Exercise details | Repeat every line of the listing below exactly, minus the pictures.

Record extracts |

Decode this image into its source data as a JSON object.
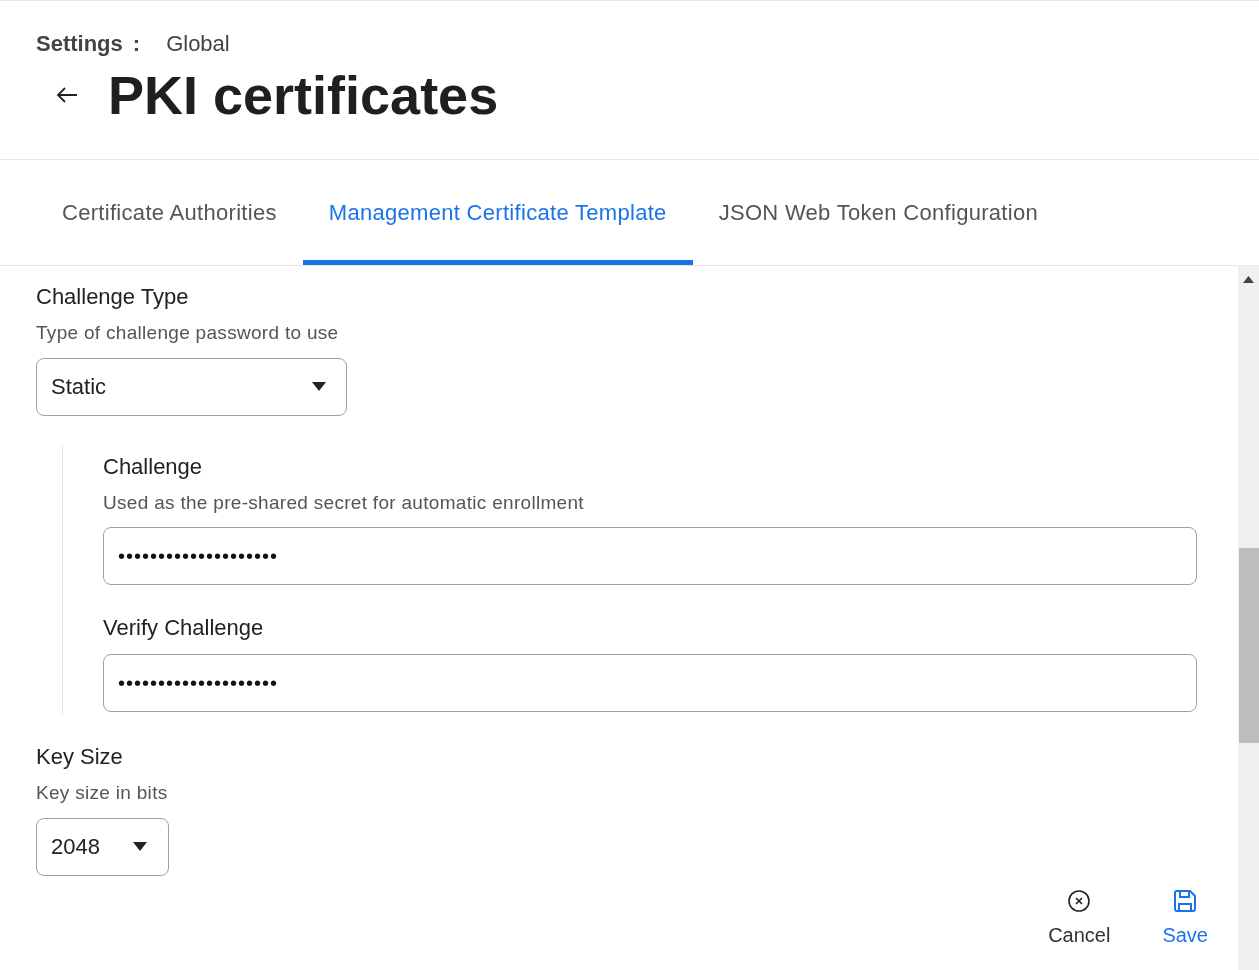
{
  "breadcrumb": {
    "section": "Settings",
    "separator": ":",
    "scope": "Global"
  },
  "title": "PKI certificates",
  "tabs": [
    {
      "label": "Certificate Authorities",
      "selected": false
    },
    {
      "label": "Management Certificate Template",
      "selected": true
    },
    {
      "label": "JSON Web Token Configuration",
      "selected": false
    }
  ],
  "challenge_type": {
    "label": "Challenge Type",
    "description": "Type of challenge password to use",
    "value": "Static"
  },
  "challenge_group": [
    {
      "label": "Challenge",
      "description": "Used as the pre-shared secret for automatic enrollment",
      "value": "••••••••••••••••••••"
    },
    {
      "label": "Verify Challenge",
      "value": "••••••••••••••••••••"
    }
  ],
  "key_size": {
    "label": "Key Size",
    "description": "Key size in bits",
    "value": "2048"
  },
  "actions": [
    {
      "kind": "cancel",
      "label": "Cancel"
    },
    {
      "kind": "save",
      "label": "Save"
    }
  ]
}
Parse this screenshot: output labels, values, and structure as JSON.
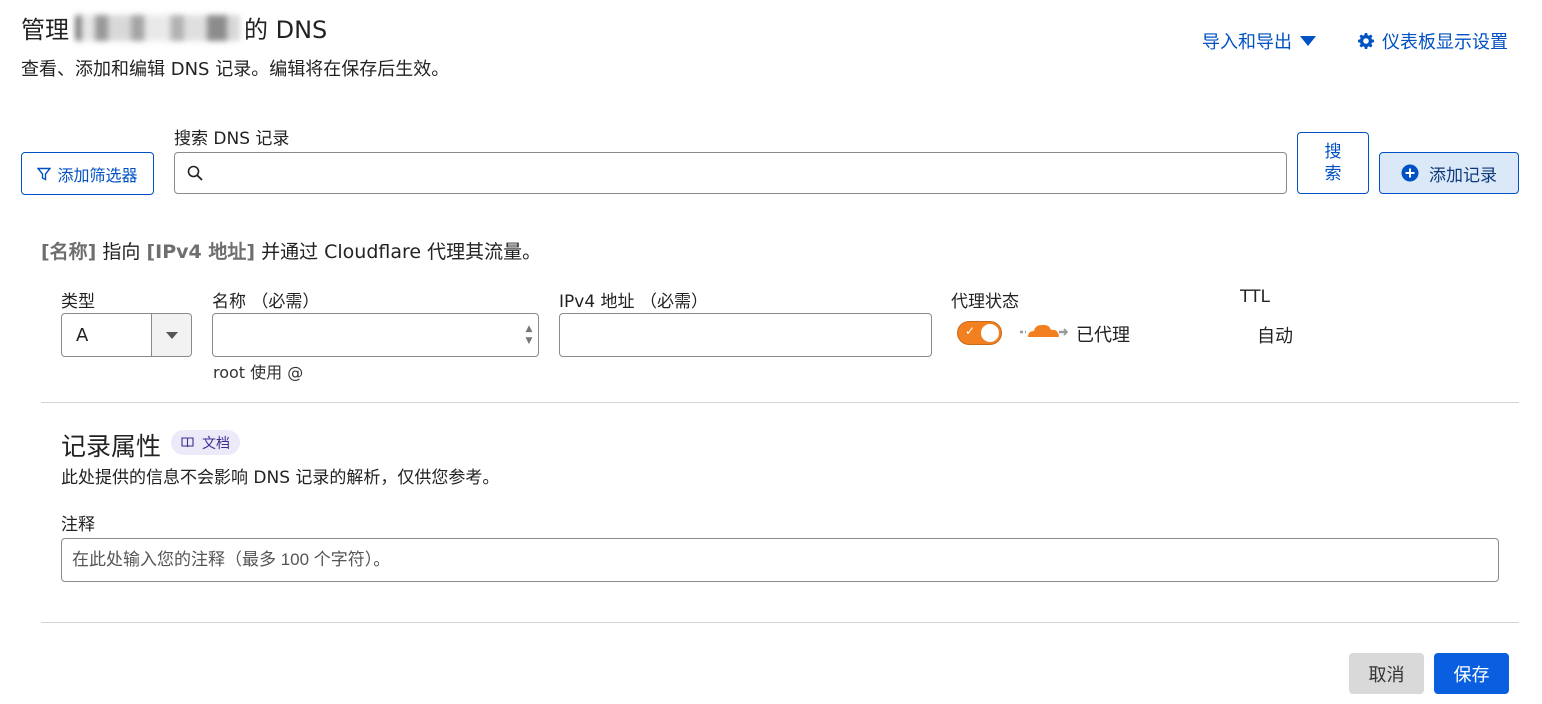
{
  "header": {
    "title_prefix": "管理",
    "title_suffix": "的 DNS",
    "subtitle": "查看、添加和编辑 DNS 记录。编辑将在保存后生效。",
    "import_export": "导入和导出",
    "dashboard_settings": "仪表板显示设置"
  },
  "toolbar": {
    "add_filter": "添加筛选器",
    "search_label": "搜索 DNS 记录",
    "search_value": "",
    "search_button": "搜索",
    "add_record": "添加记录"
  },
  "form": {
    "summary": {
      "name_token": "[名称]",
      "text1": " 指向 ",
      "ipv4_token": "[IPv4 地址]",
      "text2": " 并通过 Cloudflare 代理其流量。"
    },
    "type_label": "类型",
    "type_value": "A",
    "name_label": "名称 （必需）",
    "name_value": "",
    "name_hint": "root 使用 @",
    "ipv4_label": "IPv4 地址 （必需）",
    "ipv4_value": "",
    "proxy_label": "代理状态",
    "proxy_status": "已代理",
    "proxy_enabled": true,
    "ttl_label": "TTL",
    "ttl_value": "自动"
  },
  "attributes": {
    "title": "记录属性",
    "docs_badge": "文档",
    "description": "此处提供的信息不会影响 DNS 记录的解析，仅供您参考。",
    "note_label": "注释",
    "note_placeholder": "在此处输入您的注释（最多 100 个字符）。",
    "note_value": ""
  },
  "actions": {
    "cancel": "取消",
    "save": "保存"
  },
  "colors": {
    "link": "#0051c3",
    "proxy_orange": "#f38020",
    "save_blue": "#0a5fe0"
  }
}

The response |
Decode this image into its source data as a JSON object.
{
  "breadcrumb": {
    "section": "Settings",
    "separator": ":",
    "scope": "Global"
  },
  "title": "PKI certificates",
  "tabs": [
    {
      "label": "Certificate Authorities",
      "selected": false
    },
    {
      "label": "Management Certificate Template",
      "selected": true
    },
    {
      "label": "JSON Web Token Configuration",
      "selected": false
    }
  ],
  "challenge_type": {
    "label": "Challenge Type",
    "description": "Type of challenge password to use",
    "value": "Static"
  },
  "challenge_group": [
    {
      "label": "Challenge",
      "description": "Used as the pre-shared secret for automatic enrollment",
      "value": "••••••••••••••••••••"
    },
    {
      "label": "Verify Challenge",
      "value": "••••••••••••••••••••"
    }
  ],
  "key_size": {
    "label": "Key Size",
    "description": "Key size in bits",
    "value": "2048"
  },
  "actions": [
    {
      "kind": "cancel",
      "label": "Cancel"
    },
    {
      "kind": "save",
      "label": "Save"
    }
  ]
}
Parse this screenshot: output labels, values, and structure as JSON.
{
  "header": {
    "title_prefix": "管理",
    "title_suffix": "的 DNS",
    "subtitle": "查看、添加和编辑 DNS 记录。编辑将在保存后生效。",
    "import_export": "导入和导出",
    "dashboard_settings": "仪表板显示设置"
  },
  "toolbar": {
    "add_filter": "添加筛选器",
    "search_label": "搜索 DNS 记录",
    "search_value": "",
    "search_button": "搜索",
    "add_record": "添加记录"
  },
  "form": {
    "summary": {
      "name_token": "[名称]",
      "text1": " 指向 ",
      "ipv4_token": "[IPv4 地址]",
      "text2": " 并通过 Cloudflare 代理其流量。"
    },
    "type_label": "类型",
    "type_value": "A",
    "name_label": "名称 （必需）",
    "name_value": "",
    "name_hint": "root 使用 @",
    "ipv4_label": "IPv4 地址 （必需）",
    "ipv4_value": "",
    "proxy_label": "代理状态",
    "proxy_status": "已代理",
    "proxy_enabled": true,
    "ttl_label": "TTL",
    "ttl_value": "自动"
  },
  "attributes": {
    "title": "记录属性",
    "docs_badge": "文档",
    "description": "此处提供的信息不会影响 DNS 记录的解析，仅供您参考。",
    "note_label": "注释",
    "note_placeholder": "在此处输入您的注释（最多 100 个字符）。",
    "note_value": ""
  },
  "actions": {
    "cancel": "取消",
    "save": "保存"
  },
  "colors": {
    "link": "#0051c3",
    "proxy_orange": "#f38020",
    "save_blue": "#0a5fe0"
  }
}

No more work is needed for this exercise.